◆ AVAILABLE DATA:
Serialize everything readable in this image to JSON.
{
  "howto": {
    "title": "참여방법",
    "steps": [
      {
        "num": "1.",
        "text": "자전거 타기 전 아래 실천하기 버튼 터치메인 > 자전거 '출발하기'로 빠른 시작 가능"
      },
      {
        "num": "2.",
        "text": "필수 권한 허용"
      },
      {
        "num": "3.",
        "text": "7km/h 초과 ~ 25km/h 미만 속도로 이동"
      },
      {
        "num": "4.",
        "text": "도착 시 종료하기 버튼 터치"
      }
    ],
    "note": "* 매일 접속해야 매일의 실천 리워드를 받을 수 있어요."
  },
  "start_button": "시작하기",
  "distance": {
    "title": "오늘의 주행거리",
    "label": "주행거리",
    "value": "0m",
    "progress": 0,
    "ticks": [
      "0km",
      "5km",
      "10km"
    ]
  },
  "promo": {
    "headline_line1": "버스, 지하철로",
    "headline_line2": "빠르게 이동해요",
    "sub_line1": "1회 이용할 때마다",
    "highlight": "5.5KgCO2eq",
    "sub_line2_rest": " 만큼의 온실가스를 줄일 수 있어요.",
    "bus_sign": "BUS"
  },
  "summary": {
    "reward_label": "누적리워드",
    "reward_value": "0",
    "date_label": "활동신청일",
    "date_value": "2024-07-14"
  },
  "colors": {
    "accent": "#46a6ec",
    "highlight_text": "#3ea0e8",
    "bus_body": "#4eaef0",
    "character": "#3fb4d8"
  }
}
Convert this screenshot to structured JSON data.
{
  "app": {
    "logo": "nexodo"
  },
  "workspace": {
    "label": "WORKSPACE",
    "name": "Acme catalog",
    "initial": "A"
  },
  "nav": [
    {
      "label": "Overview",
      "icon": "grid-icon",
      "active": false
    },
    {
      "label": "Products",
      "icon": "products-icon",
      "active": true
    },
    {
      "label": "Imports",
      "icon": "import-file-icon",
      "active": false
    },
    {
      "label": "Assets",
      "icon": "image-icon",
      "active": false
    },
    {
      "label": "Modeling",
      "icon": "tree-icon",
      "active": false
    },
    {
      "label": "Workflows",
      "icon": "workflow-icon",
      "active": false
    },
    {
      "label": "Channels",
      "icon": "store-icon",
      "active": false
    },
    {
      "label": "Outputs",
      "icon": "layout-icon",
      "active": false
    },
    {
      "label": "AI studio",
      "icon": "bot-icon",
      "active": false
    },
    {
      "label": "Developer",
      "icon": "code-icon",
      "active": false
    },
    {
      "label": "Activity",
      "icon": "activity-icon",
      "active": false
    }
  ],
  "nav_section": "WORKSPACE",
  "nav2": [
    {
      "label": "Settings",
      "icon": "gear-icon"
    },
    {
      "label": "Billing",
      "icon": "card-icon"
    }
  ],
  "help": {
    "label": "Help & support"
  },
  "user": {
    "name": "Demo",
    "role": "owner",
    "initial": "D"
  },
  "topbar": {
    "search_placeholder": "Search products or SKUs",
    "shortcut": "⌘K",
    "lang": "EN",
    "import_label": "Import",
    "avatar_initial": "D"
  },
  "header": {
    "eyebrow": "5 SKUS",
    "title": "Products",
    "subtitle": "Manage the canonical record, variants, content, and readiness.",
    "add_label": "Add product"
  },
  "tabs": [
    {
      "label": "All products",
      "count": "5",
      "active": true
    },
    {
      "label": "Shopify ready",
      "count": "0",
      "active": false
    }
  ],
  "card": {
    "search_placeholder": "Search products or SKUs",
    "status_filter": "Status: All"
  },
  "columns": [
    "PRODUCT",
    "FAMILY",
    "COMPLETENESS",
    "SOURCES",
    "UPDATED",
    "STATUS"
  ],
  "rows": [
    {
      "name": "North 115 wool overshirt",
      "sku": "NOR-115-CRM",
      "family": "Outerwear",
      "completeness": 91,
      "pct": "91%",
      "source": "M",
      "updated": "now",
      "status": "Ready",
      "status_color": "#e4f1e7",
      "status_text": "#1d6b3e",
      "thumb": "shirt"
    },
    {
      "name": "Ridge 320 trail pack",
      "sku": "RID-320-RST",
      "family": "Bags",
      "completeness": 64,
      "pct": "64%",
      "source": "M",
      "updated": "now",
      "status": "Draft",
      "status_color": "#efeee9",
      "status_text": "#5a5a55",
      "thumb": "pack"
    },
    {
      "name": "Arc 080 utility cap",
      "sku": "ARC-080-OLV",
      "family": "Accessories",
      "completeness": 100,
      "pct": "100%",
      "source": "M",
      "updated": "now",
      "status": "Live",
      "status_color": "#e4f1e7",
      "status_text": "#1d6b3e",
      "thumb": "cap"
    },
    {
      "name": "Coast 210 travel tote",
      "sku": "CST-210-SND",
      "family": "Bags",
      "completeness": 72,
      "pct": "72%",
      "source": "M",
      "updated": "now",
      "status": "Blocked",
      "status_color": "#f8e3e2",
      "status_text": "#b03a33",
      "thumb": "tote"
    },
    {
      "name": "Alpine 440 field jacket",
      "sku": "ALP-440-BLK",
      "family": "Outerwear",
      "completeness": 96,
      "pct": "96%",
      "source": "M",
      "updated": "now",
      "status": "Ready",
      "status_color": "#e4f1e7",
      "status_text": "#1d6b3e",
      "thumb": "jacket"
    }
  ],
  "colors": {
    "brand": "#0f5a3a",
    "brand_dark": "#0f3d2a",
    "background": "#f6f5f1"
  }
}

---

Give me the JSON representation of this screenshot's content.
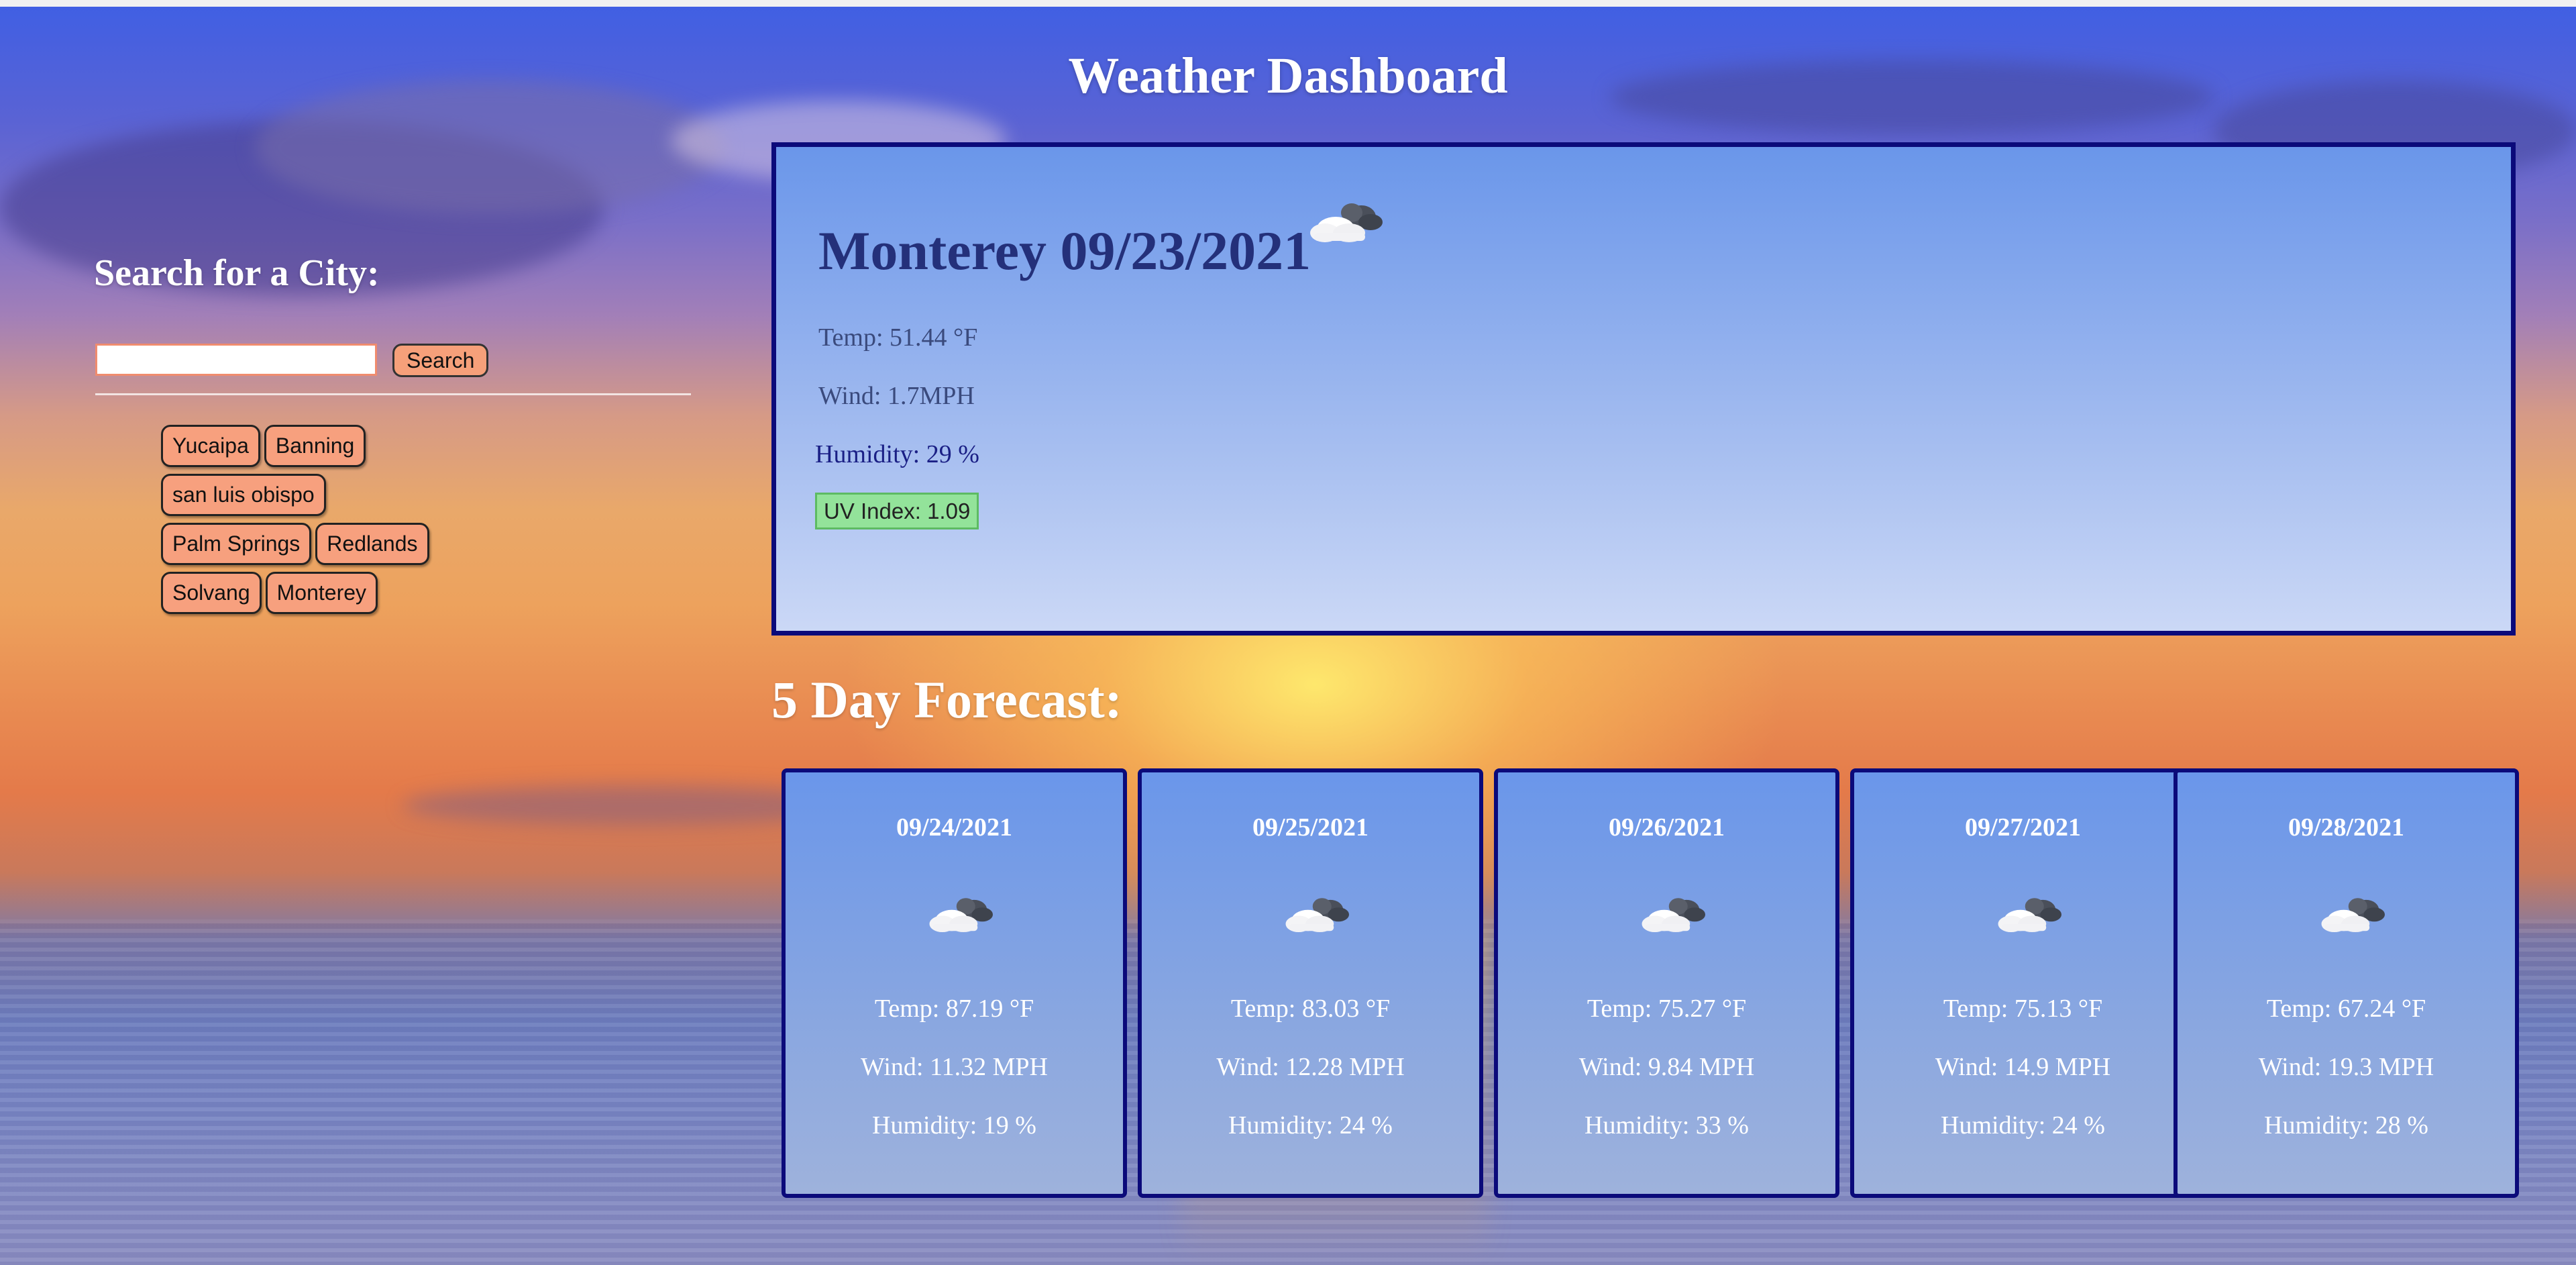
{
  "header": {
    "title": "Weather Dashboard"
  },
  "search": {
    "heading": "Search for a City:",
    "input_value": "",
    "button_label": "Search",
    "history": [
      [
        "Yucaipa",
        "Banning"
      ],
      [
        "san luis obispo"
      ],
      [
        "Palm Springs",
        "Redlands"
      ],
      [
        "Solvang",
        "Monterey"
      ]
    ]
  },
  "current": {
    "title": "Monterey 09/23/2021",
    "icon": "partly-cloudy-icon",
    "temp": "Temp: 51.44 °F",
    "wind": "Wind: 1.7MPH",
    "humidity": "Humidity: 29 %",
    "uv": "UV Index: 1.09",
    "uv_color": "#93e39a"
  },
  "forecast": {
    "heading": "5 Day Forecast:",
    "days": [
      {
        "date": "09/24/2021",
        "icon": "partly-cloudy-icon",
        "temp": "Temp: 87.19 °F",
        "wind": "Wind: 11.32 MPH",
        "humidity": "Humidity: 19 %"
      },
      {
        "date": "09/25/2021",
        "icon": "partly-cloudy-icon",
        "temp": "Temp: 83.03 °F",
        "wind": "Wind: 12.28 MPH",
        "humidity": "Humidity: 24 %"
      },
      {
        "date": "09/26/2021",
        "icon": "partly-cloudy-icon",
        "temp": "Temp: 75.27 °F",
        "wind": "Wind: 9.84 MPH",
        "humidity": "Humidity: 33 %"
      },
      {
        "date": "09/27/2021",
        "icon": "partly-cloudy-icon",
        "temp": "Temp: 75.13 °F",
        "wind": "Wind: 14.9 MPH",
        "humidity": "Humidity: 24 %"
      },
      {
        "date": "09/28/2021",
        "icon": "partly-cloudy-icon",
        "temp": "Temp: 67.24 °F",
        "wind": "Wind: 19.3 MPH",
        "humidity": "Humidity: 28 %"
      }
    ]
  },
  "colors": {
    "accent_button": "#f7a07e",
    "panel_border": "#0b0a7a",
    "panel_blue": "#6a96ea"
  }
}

* * *

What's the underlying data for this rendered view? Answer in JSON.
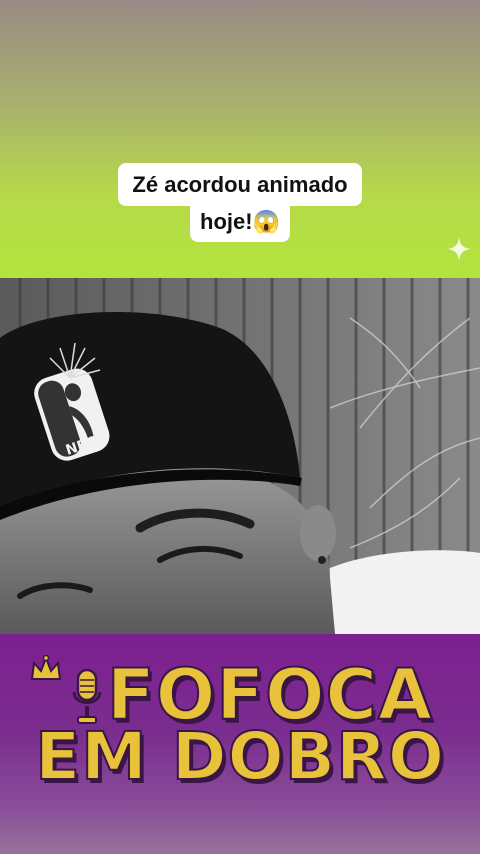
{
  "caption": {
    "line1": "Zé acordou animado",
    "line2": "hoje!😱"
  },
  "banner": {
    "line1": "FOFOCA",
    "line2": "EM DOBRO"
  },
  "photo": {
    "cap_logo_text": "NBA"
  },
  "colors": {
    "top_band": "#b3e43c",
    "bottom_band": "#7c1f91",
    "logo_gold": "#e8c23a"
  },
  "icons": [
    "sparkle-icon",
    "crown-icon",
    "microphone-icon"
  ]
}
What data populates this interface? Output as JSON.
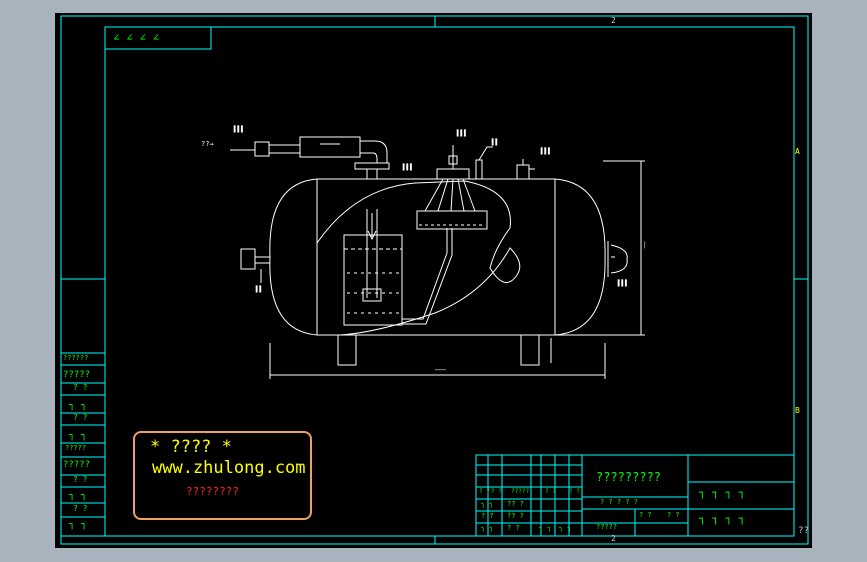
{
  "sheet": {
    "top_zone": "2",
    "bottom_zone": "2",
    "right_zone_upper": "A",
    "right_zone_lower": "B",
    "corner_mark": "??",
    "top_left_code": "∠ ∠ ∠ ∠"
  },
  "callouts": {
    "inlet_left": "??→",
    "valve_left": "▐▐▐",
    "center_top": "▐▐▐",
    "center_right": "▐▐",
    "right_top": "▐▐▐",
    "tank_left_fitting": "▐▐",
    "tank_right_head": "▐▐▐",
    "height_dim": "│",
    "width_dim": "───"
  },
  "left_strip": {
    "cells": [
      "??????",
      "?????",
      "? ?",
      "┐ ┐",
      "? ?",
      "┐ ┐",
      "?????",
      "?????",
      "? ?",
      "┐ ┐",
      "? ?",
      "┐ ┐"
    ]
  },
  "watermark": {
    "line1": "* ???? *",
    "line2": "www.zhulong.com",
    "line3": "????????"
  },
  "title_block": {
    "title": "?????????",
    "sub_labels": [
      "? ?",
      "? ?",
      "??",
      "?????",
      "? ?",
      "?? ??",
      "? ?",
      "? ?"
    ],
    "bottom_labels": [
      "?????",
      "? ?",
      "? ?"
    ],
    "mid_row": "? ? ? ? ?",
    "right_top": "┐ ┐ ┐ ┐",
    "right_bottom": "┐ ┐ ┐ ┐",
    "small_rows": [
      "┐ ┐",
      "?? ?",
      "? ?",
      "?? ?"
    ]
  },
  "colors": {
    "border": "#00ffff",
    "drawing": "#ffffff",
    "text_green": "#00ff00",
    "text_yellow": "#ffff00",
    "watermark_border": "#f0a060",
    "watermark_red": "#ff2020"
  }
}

◆ STATED TASK:
Look through the entries above; copy each line where the string "humidity" appears.

◆ EXERCISE OUTPUT:
    "humidity": "Humidity: 29 %",
        "humidity": "Humidity: 19 %"
        "humidity": "Humidity: 24 %"
        "humidity": "Humidity: 33 %"
        "humidity": "Humidity: 24 %"
        "humidity": "Humidity: 28 %"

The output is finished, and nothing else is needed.